*TASK TO CARRY OUT*. Can you reproduce every one of the items below word for word, leaving the pictures out of your answer?

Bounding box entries
···
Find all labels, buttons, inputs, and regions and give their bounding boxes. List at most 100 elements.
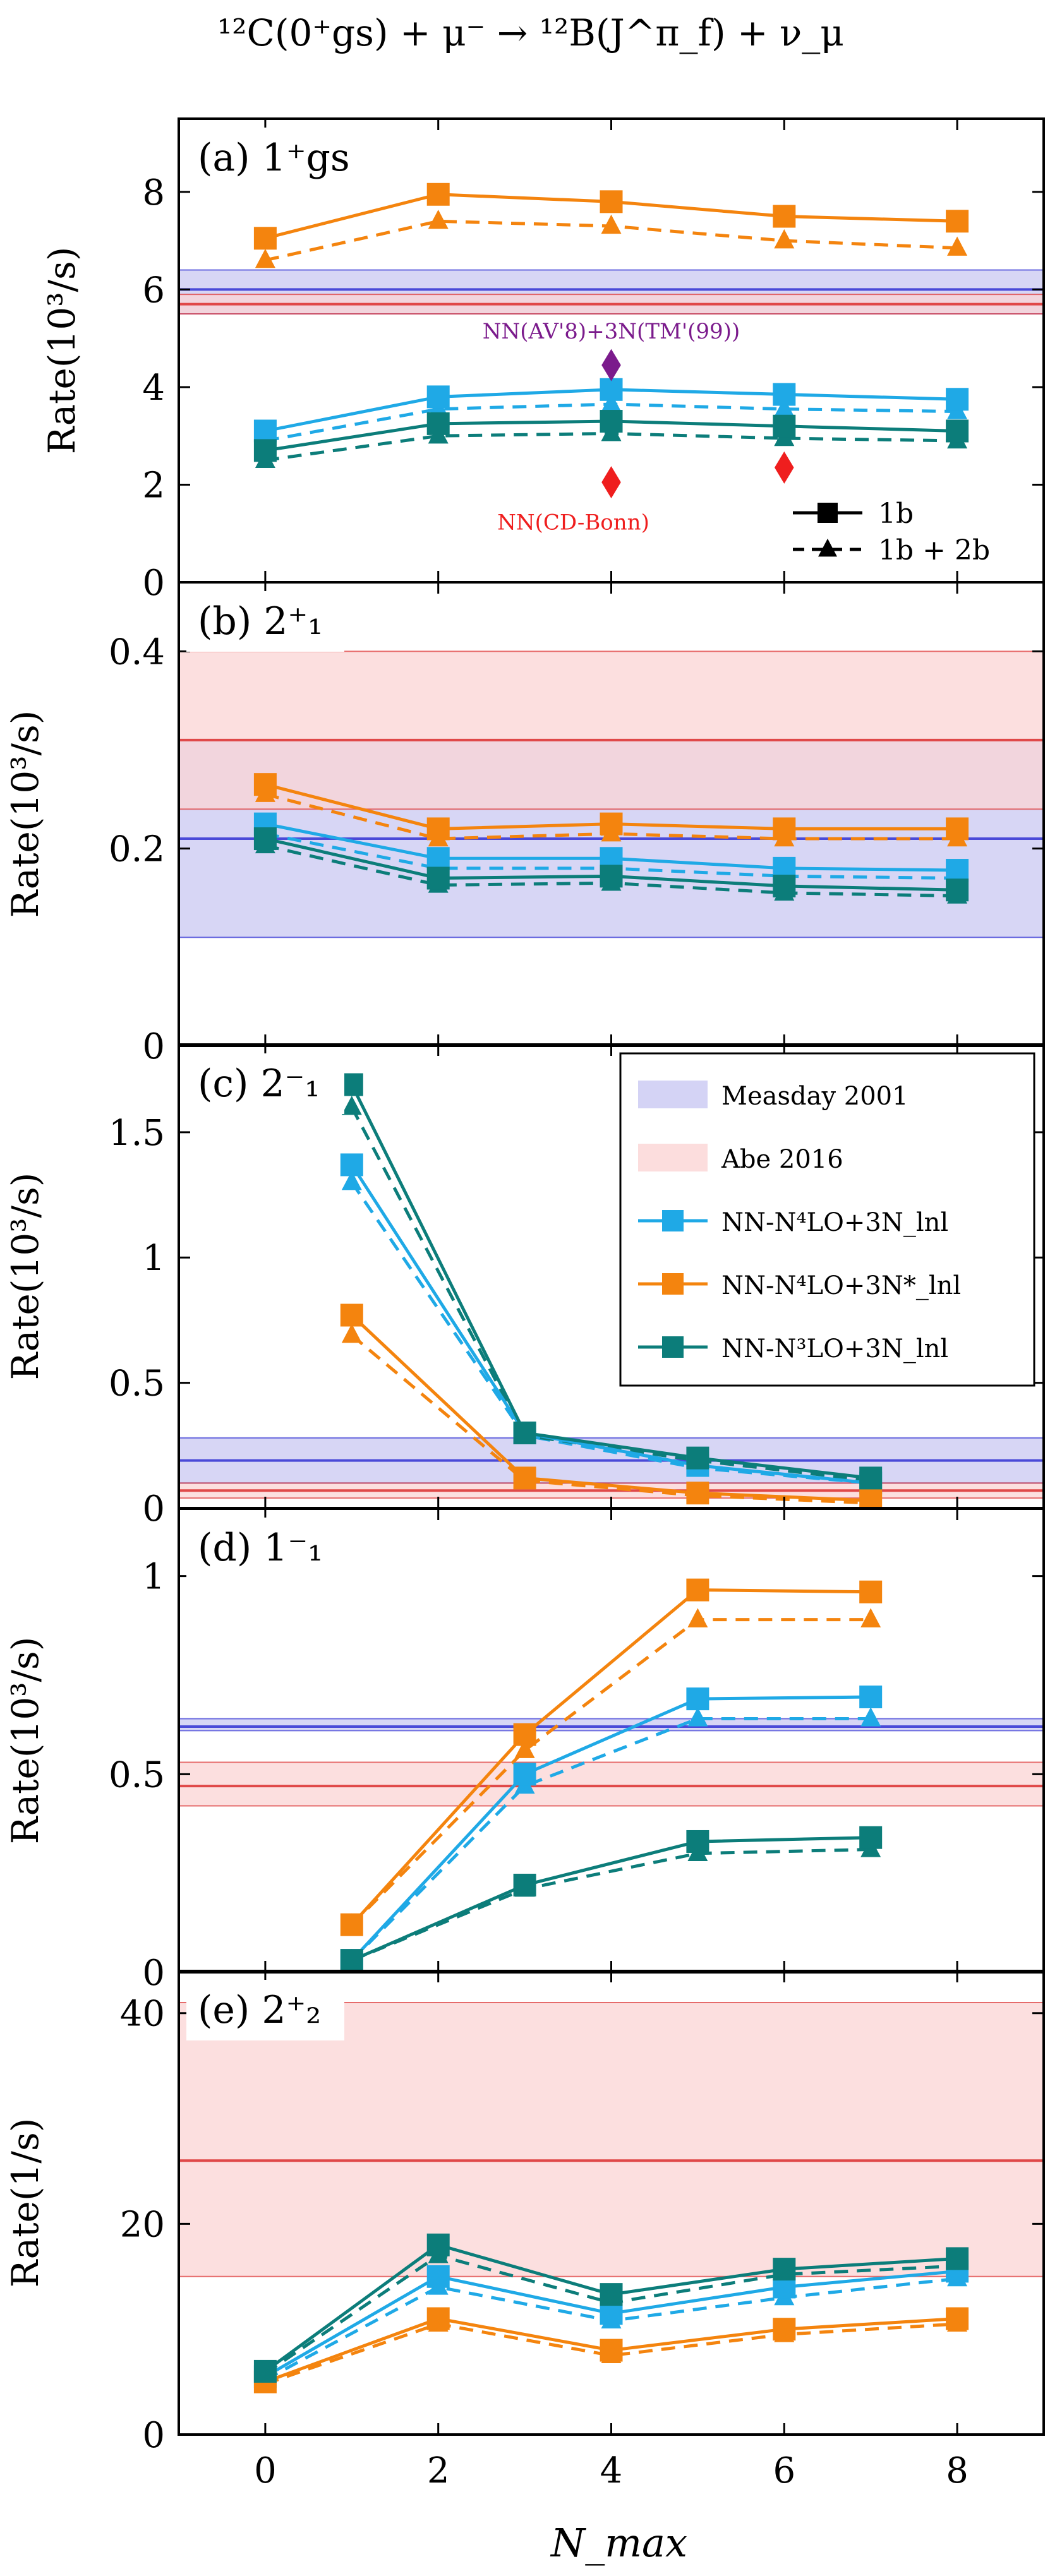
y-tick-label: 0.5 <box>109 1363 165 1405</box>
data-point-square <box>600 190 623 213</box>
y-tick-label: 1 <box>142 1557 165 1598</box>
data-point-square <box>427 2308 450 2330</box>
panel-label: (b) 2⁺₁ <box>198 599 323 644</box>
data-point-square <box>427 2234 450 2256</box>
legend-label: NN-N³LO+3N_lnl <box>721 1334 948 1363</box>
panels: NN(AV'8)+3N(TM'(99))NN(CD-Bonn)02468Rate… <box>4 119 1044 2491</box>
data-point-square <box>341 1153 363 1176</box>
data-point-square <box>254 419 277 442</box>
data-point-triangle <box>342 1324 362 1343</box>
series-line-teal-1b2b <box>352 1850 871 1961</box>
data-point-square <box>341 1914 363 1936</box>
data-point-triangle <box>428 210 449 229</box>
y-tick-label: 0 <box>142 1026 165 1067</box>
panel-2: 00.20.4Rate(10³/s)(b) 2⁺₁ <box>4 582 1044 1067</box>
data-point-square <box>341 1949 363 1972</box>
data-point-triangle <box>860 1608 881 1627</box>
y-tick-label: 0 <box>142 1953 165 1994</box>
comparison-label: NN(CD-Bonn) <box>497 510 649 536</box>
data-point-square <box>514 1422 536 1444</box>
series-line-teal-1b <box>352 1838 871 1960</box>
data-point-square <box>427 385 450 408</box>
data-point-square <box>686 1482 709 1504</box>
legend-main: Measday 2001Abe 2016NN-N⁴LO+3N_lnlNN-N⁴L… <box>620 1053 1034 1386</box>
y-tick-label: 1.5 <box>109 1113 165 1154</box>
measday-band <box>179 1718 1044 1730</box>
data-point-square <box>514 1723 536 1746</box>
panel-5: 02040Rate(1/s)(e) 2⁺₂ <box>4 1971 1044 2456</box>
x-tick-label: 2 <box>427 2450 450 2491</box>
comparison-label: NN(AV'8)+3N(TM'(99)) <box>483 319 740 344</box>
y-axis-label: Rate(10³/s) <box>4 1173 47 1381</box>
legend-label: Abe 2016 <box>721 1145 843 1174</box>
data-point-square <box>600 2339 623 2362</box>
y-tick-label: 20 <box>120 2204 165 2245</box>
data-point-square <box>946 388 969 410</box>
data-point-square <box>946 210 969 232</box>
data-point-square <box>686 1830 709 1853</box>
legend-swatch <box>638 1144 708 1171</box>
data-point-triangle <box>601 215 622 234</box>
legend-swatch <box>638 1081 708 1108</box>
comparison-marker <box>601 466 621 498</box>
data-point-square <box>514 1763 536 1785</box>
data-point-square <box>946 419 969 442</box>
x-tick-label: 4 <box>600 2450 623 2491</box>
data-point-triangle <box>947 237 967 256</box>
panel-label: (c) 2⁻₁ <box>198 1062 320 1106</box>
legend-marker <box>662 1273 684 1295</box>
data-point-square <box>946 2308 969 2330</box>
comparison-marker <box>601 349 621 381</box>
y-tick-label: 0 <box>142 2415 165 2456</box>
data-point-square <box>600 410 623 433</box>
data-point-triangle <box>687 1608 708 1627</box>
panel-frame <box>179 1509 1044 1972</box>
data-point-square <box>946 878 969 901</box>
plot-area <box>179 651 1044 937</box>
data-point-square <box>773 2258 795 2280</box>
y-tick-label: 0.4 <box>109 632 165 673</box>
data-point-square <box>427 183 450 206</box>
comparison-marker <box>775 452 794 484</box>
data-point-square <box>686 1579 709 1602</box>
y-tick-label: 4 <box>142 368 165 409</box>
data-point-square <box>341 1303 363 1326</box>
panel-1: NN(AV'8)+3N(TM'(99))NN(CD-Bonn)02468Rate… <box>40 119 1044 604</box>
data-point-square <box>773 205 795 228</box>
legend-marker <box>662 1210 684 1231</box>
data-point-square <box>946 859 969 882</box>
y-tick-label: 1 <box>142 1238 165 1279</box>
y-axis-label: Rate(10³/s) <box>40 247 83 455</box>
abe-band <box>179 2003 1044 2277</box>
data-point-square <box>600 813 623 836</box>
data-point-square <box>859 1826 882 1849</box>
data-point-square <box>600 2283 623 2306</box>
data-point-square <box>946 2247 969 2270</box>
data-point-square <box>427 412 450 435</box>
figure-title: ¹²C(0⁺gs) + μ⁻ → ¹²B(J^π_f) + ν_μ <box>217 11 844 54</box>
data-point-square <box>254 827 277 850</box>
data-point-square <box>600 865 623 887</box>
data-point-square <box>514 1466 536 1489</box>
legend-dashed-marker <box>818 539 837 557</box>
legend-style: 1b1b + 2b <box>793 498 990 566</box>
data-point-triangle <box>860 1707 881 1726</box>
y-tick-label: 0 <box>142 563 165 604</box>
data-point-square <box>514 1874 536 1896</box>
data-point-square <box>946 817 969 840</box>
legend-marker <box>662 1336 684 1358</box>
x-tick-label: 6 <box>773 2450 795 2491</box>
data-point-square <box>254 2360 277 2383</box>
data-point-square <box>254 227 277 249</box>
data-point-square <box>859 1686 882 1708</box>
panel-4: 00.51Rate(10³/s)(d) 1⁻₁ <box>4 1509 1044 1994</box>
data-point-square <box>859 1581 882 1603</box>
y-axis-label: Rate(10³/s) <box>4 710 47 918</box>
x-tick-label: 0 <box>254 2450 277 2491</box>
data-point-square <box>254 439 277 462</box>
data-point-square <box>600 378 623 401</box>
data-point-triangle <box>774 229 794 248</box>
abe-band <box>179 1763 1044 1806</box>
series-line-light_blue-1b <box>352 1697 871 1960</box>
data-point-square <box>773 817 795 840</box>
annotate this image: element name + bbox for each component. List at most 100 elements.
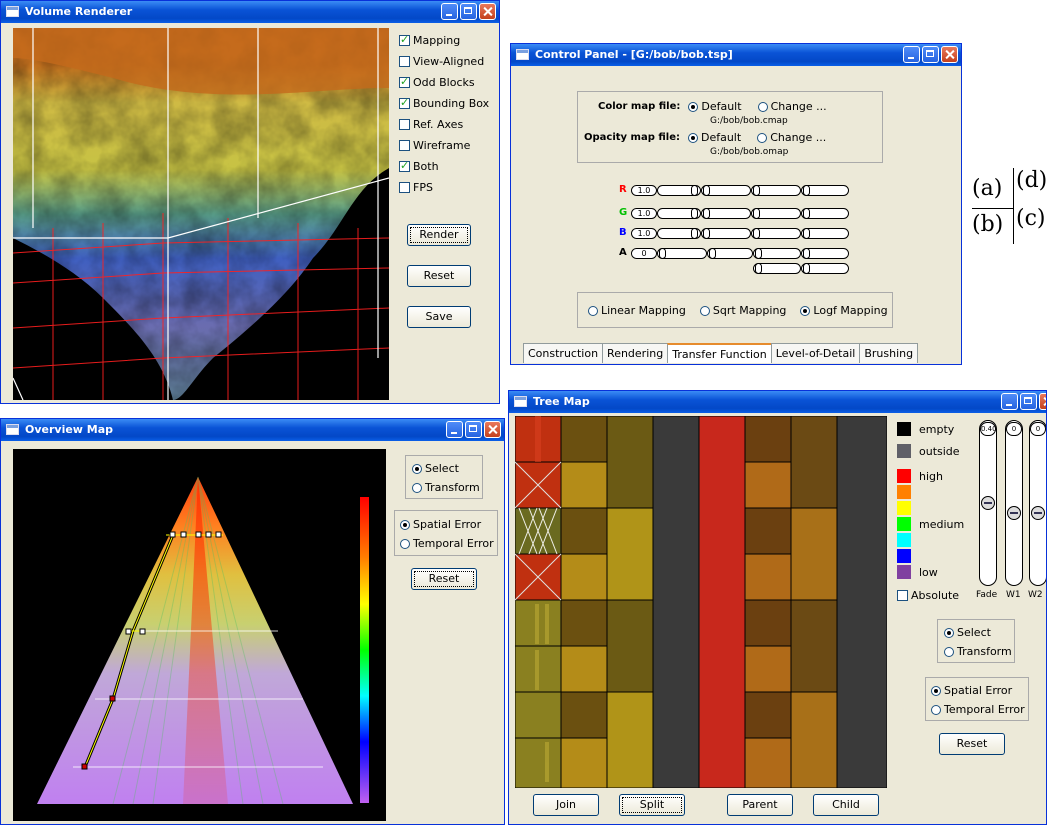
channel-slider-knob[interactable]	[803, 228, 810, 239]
···
*RESULT*.
Find all labels, buttons, inputs, and regions and give their bounding boxes. List at most 100 elements.
y-tick-label: 0.5 <box>109 1363 165 1405</box>
data-point-square <box>600 190 623 213</box>
y-tick-label: 1 <box>142 1557 165 1598</box>
data-point-square <box>427 2308 450 2330</box>
panel-label: (b) 2⁺₁ <box>198 599 323 644</box>
data-point-square <box>427 2234 450 2256</box>
legend-label: NN-N³LO+3N_lnl <box>721 1334 948 1363</box>
panels: NN(AV'8)+3N(TM'(99))NN(CD-Bonn)02468Rate… <box>4 119 1044 2491</box>
data-point-square <box>341 1153 363 1176</box>
data-point-square <box>254 419 277 442</box>
data-point-triangle <box>342 1324 362 1343</box>
series-line-teal-1b2b <box>352 1850 871 1961</box>
data-point-square <box>341 1914 363 1936</box>
data-point-triangle <box>428 210 449 229</box>
y-tick-label: 0 <box>142 1026 165 1067</box>
panel-2: 00.20.4Rate(10³/s)(b) 2⁺₁ <box>4 582 1044 1067</box>
data-point-square <box>341 1949 363 1972</box>
data-point-triangle <box>860 1608 881 1627</box>
y-tick-label: 0 <box>142 1953 165 1994</box>
comparison-label: NN(CD-Bonn) <box>497 510 649 536</box>
data-point-square <box>514 1422 536 1444</box>
series-line-teal-1b <box>352 1838 871 1960</box>
data-point-square <box>427 385 450 408</box>
data-point-square <box>686 1482 709 1504</box>
legend-main: Measday 2001Abe 2016NN-N⁴LO+3N_lnlNN-N⁴L… <box>620 1053 1034 1386</box>
y-tick-label: 1.5 <box>109 1113 165 1154</box>
measday-band <box>179 1718 1044 1730</box>
data-point-square <box>514 1723 536 1746</box>
panel-5: 02040Rate(1/s)(e) 2⁺₂ <box>4 1971 1044 2456</box>
x-tick-label: 2 <box>427 2450 450 2491</box>
comparison-label: NN(AV'8)+3N(TM'(99)) <box>483 319 740 344</box>
y-axis-label: Rate(10³/s) <box>4 1173 47 1381</box>
legend-label: Abe 2016 <box>721 1145 843 1174</box>
data-point-square <box>600 2339 623 2362</box>
y-tick-label: 20 <box>120 2204 165 2245</box>
data-point-square <box>946 388 969 410</box>
data-point-square <box>946 210 969 232</box>
data-point-square <box>686 1830 709 1853</box>
legend-swatch <box>638 1144 708 1171</box>
data-point-triangle <box>601 215 622 234</box>
legend-swatch <box>638 1081 708 1108</box>
comparison-marker <box>601 466 621 498</box>
data-point-square <box>514 1763 536 1785</box>
data-point-square <box>946 419 969 442</box>
x-tick-label: 4 <box>600 2450 623 2491</box>
data-point-triangle <box>947 237 967 256</box>
panel-label: (c) 2⁻₁ <box>198 1062 320 1106</box>
legend-marker <box>662 1273 684 1295</box>
data-point-square <box>946 2308 969 2330</box>
comparison-marker <box>601 349 621 381</box>
y-tick-label: 0 <box>142 2415 165 2456</box>
data-point-square <box>600 410 623 433</box>
data-point-triangle <box>687 1608 708 1627</box>
panel-frame <box>179 1509 1044 1972</box>
data-point-square <box>946 878 969 901</box>
plot-area <box>179 651 1044 937</box>
data-point-square <box>773 2258 795 2280</box>
y-tick-label: 0.4 <box>109 632 165 673</box>
data-point-square <box>427 183 450 206</box>
comparison-marker <box>775 452 794 484</box>
data-point-square <box>686 1579 709 1602</box>
y-tick-label: 4 <box>142 368 165 409</box>
data-point-square <box>341 1303 363 1326</box>
panel-1: NN(AV'8)+3N(TM'(99))NN(CD-Bonn)02468Rate… <box>40 119 1044 604</box>
data-point-square <box>773 205 795 228</box>
legend-marker <box>662 1210 684 1231</box>
data-point-square <box>946 859 969 882</box>
y-tick-label: 1 <box>142 1238 165 1279</box>
y-axis-label: Rate(10³/s) <box>40 247 83 455</box>
abe-band <box>179 2003 1044 2277</box>
data-point-square <box>600 813 623 836</box>
data-point-square <box>859 1826 882 1849</box>
data-point-square <box>600 2283 623 2306</box>
data-point-square <box>946 2247 969 2270</box>
data-point-square <box>427 412 450 435</box>
figure-title: ¹²C(0⁺gs) + μ⁻ → ¹²B(J^π_f) + ν_μ <box>217 11 844 54</box>
data-point-square <box>254 827 277 850</box>
data-point-square <box>600 865 623 887</box>
data-point-square <box>514 1466 536 1489</box>
legend-dashed-marker <box>818 539 837 557</box>
legend-style: 1b1b + 2b <box>793 498 990 566</box>
data-point-triangle <box>860 1707 881 1726</box>
y-tick-label: 0 <box>142 563 165 604</box>
data-point-square <box>514 1874 536 1896</box>
data-point-square <box>946 817 969 840</box>
legend-marker <box>662 1336 684 1358</box>
x-tick-label: 6 <box>773 2450 795 2491</box>
data-point-square <box>254 2360 277 2383</box>
data-point-square <box>254 227 277 249</box>
data-point-square <box>859 1686 882 1708</box>
panel-4: 00.51Rate(10³/s)(d) 1⁻₁ <box>4 1509 1044 1994</box>
data-point-square <box>859 1581 882 1603</box>
y-axis-label: Rate(10³/s) <box>4 710 47 918</box>
x-tick-label: 0 <box>254 2450 277 2491</box>
data-point-square <box>254 439 277 462</box>
data-point-square <box>600 378 623 401</box>
data-point-triangle <box>774 229 794 248</box>
abe-band <box>179 1763 1044 1806</box>
series-line-light_blue-1b <box>352 1697 871 1960</box>
data-point-square <box>773 817 795 840</box>
annotate this image: element name + bbox for each component. List at most 100 elements.
channel-slider-knob[interactable]	[803, 228, 810, 239]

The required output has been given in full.